List every database command that the forum post about counting rows mentions running or trying.

BEGIN Passage provided

Thread: counting rows

counting rows

From
pgboy@guthrie.charm.net
Date:
i need to get a row count on a large table. it appears that
  select count(*) from <table>;
always does a table scan, whether i have an index or not, and that is too
slow.

so i found this:
  select reltuples from pg_class where relname = '<table>';

this is nice and fast, but not all that accurate at any given time. but, i
*did* notice that it is pretty accurate if i run analyze just before.

so, i am wondering if analyze also does a table scan, in which case i am
back to where i started. it *seems* to run fairly quickly, even on a large
table, but i am just wall-clocking all of this.

or any other ideas on counting rows are welcome.

thanks.

END Passage provided
BEGIN Material shown

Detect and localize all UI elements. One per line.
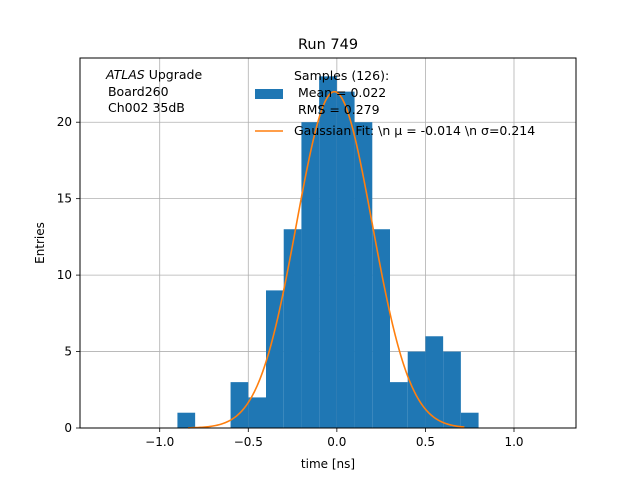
histogram-bar-5: [301, 122, 320, 428]
histogram-bar-11: [407, 351, 426, 428]
y-tick-label-1: 5: [64, 345, 72, 359]
histogram-bars: [177, 76, 479, 429]
histogram-bar-2: [248, 397, 266, 428]
histogram-bar-10: [390, 382, 408, 428]
histogram-bar-12: [425, 336, 444, 428]
annotation-line-3: Ch002 35dB: [104, 100, 185, 115]
histogram-bar-13: [443, 351, 461, 428]
legend-hist-line-1: Samples (126):: [294, 68, 389, 83]
y-axis: 0 5 10 15 20: [57, 115, 80, 435]
x-tick-label-1: −0.5: [234, 435, 263, 449]
x-tick-label-0: −1.0: [145, 435, 174, 449]
histogram-bar-4: [283, 229, 302, 428]
histogram-bar-7: [336, 91, 355, 429]
legend-hist-swatch: [255, 89, 283, 99]
histogram-bar-8: [354, 122, 373, 428]
y-tick-label-2: 10: [57, 268, 72, 282]
x-axis-label: time [ns]: [301, 457, 355, 471]
plot-frame: [79, 57, 577, 429]
legend-hist-line-2: Mean = 0.022: [294, 85, 386, 100]
legend-hist-line-3: RMS = 0.279: [294, 102, 380, 117]
chart-title: Run 749: [298, 37, 358, 53]
gaussian-fit-line: [188, 90, 465, 429]
y-tick-label-4: 20: [57, 115, 72, 129]
x-axis: −1.0 −0.5 0.0 0.5 1.0: [145, 428, 524, 449]
histogram-bar-9: [372, 229, 390, 428]
legend: Samples (126): Mean = 0.022 RMS = 0.279 …: [255, 68, 535, 138]
annotation-line-1: ATLAS Upgrade: [105, 67, 202, 82]
annotation-line-2: Board260: [104, 84, 169, 99]
y-axis-label: Entries: [33, 222, 47, 264]
x-tick-label-2: 0.0: [327, 435, 346, 449]
histogram-bar-3: [266, 290, 284, 428]
histogram-bar-0: [177, 412, 196, 428]
x-tick-label-3: 0.5: [416, 435, 435, 449]
annotation-italic: ATLAS: [105, 67, 145, 82]
x-tick-label-4: 1.0: [504, 435, 523, 449]
histogram-bar-6: [319, 76, 337, 428]
annotation-line-1-rest: Upgrade: [145, 67, 203, 82]
y-tick-label-0: 0: [64, 421, 72, 435]
legend-fit-label: Gaussian Fit: \n μ = -0.014 \n σ=0.214: [294, 123, 535, 138]
gaussian-fit: [188, 90, 465, 429]
y-tick-label-3: 15: [57, 192, 72, 206]
histogram-bar-14: [460, 412, 479, 428]
atlas-annotation: ATLAS Upgrade Board260 Ch002 35dB: [104, 67, 202, 115]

END Material shown

_The completed task_
- select count(*) from <table>;
- select reltuples from pg_class where relname = '<table>';
- analyze